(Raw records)
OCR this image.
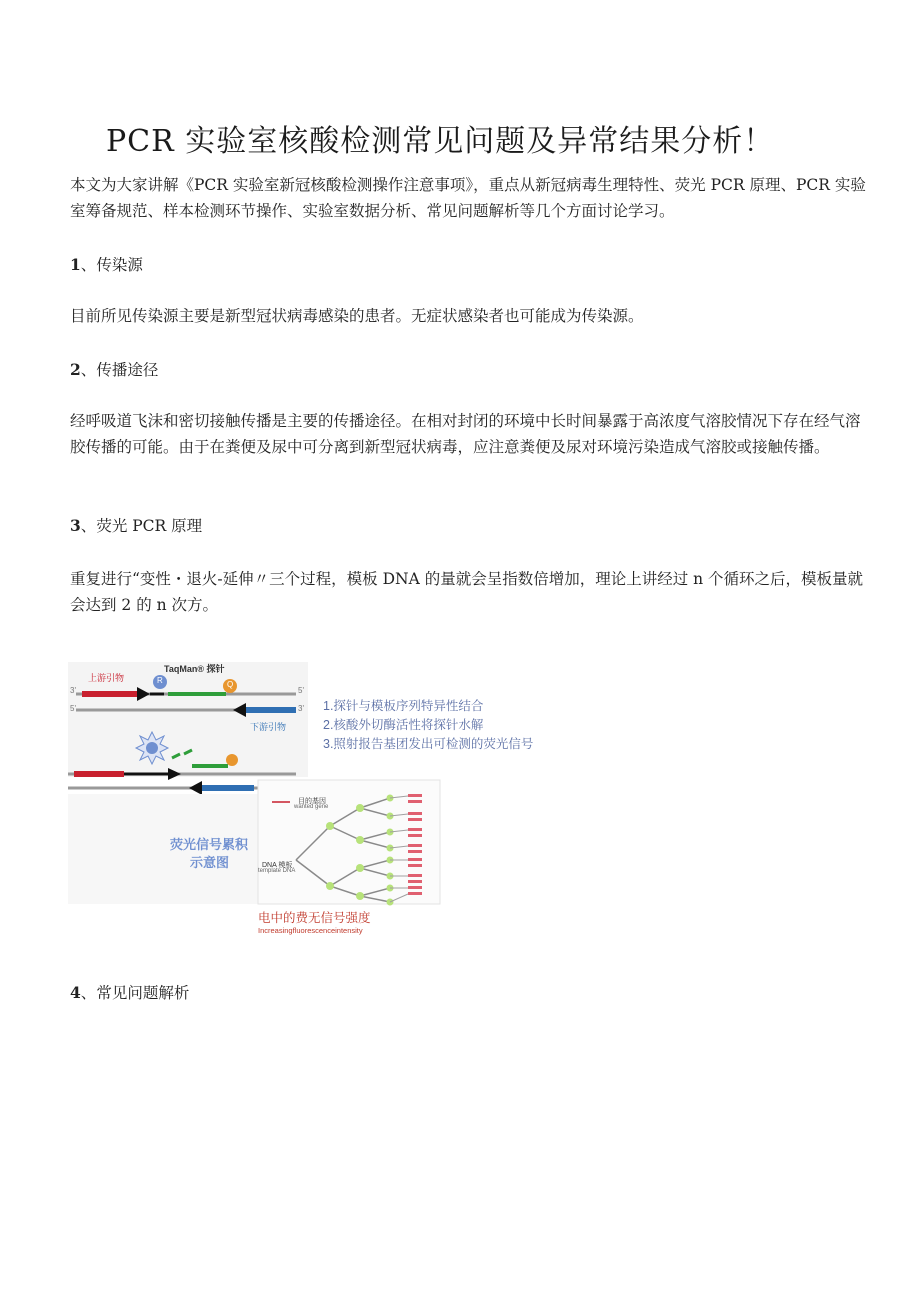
PCR 实验室核酸检测常见问题及异常结果分析！
本文为大家讲解《PCR 实验室新冠核酸检测操作注意事项》，重点从新冠病毒生理特性、荧光 PCR 原理、PCR 实验室筹备规范、样本检测环节操作、实验室数据分析、常见问题解析等几个方面讨论学习。
1、传染源
目前所见传染源主要是新型冠状病毒感染的患者。无症状感染者也可能成为传染源。
2、传播途径
经呼吸道飞沫和密切接触传播是主要的传播途径。在相对封闭的环境中长时间暴露于高浓度气溶胶情况下存在经气溶胶传播的可能。由于在粪便及尿中可分离到新型冠状病毒，应注意粪便及尿对环境污染造成气溶胶或接触传播。
3、荧光 PCR 原理
重复进行“变性・退火-延伸〃三个过程，模板 DNA 的量就会呈指数倍增加，理论上讲经过 n 个循环之后，模板量就会达到 2 的 n 次方。
上游引物
TaqMan® 探针
下游引物
R	Q
3'	5'
5'	3' 1.探针与模板序列特异性结合
2.核酸外切酶活性将探针水解
3.照射报告基团发出可检测的荧光信号
荧光信号累积
示意图
目的基因
wanted gene
DNA 模板
template DNA
电中的费无信号强度
Increasingfluorescenceintensity
4、常见问题解析
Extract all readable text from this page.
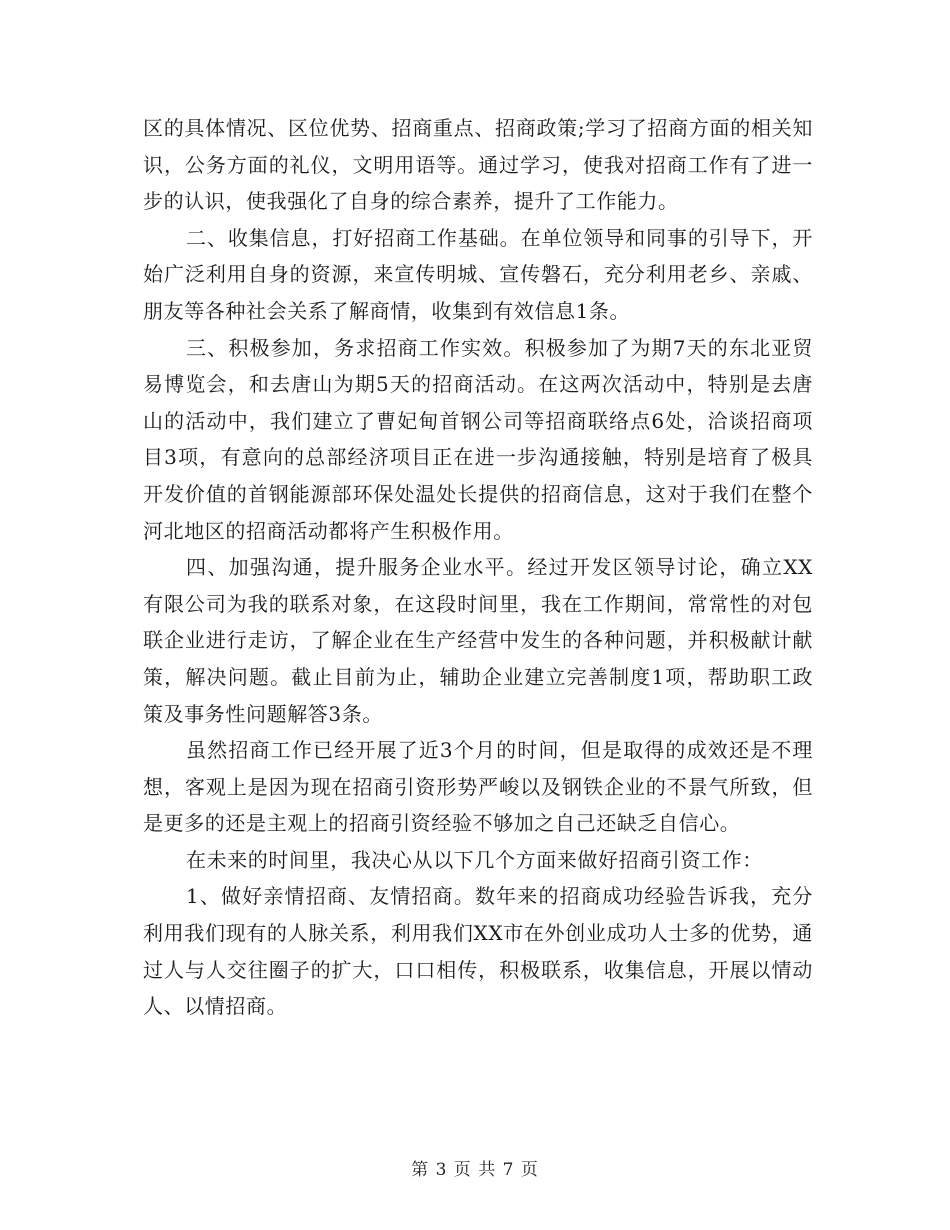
区的具体情况、区位优势、招商重点、招商政策;学习了招商方面的相关知识，公务方面的礼仪，文明用语等。通过学习，使我对招商工作有了进一步的认识，使我强化了自身的综合素养，提升了工作能力。

二、收集信息，打好招商工作基础。在单位领导和同事的引导下，开始广泛利用自身的资源，来宣传明城、宣传磐石，充分利用老乡、亲戚、朋友等各种社会关系了解商情，收集到有效信息1条。

三、积极参加，务求招商工作实效。积极参加了为期7天的东北亚贸易博览会，和去唐山为期5天的招商活动。在这两次活动中，特别是去唐山的活动中，我们建立了曹妃甸首钢公司等招商联络点6处，洽谈招商项目3项，有意向的总部经济项目正在进一步沟通接触，特别是培育了极具开发价值的首钢能源部环保处温处长提供的招商信息，这对于我们在整个河北地区的招商活动都将产生积极作用。

四、加强沟通，提升服务企业水平。经过开发区领导讨论，确立XX有限公司为我的联系对象，在这段时间里，我在工作期间，常常性的对包联企业进行走访，了解企业在生产经营中发生的各种问题，并积极献计献策，解决问题。截止目前为止，辅助企业建立完善制度1项，帮助职工政策及事务性问题解答3条。

虽然招商工作已经开展了近3个月的时间，但是取得的成效还是不理想，客观上是因为现在招商引资形势严峻以及钢铁企业的不景气所致，但是更多的还是主观上的招商引资经验不够加之自己还缺乏自信心。

在未来的时间里，我决心从以下几个方面来做好招商引资工作：

1、做好亲情招商、友情招商。数年来的招商成功经验告诉我，充分利用我们现有的人脉关系，利用我们XX市在外创业成功人士多的优势，通过人与人交往圈子的扩大，口口相传，积极联系，收集信息，开展以情动人、以情招商。

第 3 页 共 7 页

# [Description of the task]
Reproduce each line of the entries in which the word "收集信息" is found.

# [Answer to this problem]
二、收集信息，打好招商工作基础。在单位领导和同事的引导下，开始广泛利用自身的资源，来宣传明城、宣传磐石，充分利用老乡、亲戚、朋友等各种社会关系了解商情，收集到有效信息1条。
1、做好亲情招商、友情招商。数年来的招商成功经验告诉我，充分利用我们现有的人脉关系，利用我们XX市在外创业成功人士多的优势，通过人与人交往圈子的扩大，口口相传，积极联系，收集信息，开展以情动人、以情招商。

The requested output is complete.